--- Data shown ---
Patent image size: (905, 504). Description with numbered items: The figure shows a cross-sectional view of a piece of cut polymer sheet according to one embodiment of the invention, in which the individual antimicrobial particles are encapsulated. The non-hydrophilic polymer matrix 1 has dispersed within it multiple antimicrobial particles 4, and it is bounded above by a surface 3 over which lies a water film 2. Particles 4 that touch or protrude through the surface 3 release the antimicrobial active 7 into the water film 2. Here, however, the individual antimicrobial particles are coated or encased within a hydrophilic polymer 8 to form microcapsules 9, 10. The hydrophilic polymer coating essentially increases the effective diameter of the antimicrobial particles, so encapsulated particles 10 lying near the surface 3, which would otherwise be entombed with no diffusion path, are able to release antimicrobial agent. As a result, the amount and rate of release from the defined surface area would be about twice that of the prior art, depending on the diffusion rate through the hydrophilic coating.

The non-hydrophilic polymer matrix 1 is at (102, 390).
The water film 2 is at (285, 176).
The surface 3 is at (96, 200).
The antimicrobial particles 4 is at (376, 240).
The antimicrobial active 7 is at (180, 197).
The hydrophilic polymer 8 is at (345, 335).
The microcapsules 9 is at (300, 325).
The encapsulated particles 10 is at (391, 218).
---
What the exercise asks. Copy every line above word for word, keeping the same order.

Output for this task.
Patent image size: (905, 504). Description with numbered items: The figure shows a cross-sectional view of a piece of cut polymer sheet according to one embodiment of the invention, in which the individual antimicrobial particles are encapsulated. The non-hydrophilic polymer matrix 1 has dispersed within it multiple antimicrobial particles 4, and it is bounded above by a surface 3 over which lies a water film 2. Particles 4 that touch or protrude through the surface 3 release the antimicrobial active 7 into the water film 2. Here, however, the individual antimicrobial particles are coated or encased within a hydrophilic polymer 8 to form microcapsules 9, 10. The hydrophilic polymer coating essentially increases the effective diameter of the antimicrobial particles, so encapsulated particles 10 lying near the surface 3, which would otherwise be entombed with no diffusion path, are able to release antimicrobial agent. As a result, the amount and rate of release from the defined surface area would be about twice that of the prior art, depending on the diffusion rate through the hydrophilic coating.

The non-hydrophilic polymer matrix 1 is at (102, 390).
The water film 2 is at (285, 176).
The surface 3 is at (96, 200).
The antimicrobial particles 4 is at (376, 240).
The antimicrobial active 7 is at (180, 197).
The hydrophilic polymer 8 is at (345, 335).
The microcapsules 9 is at (300, 325).
The encapsulated particles 10 is at (391, 218).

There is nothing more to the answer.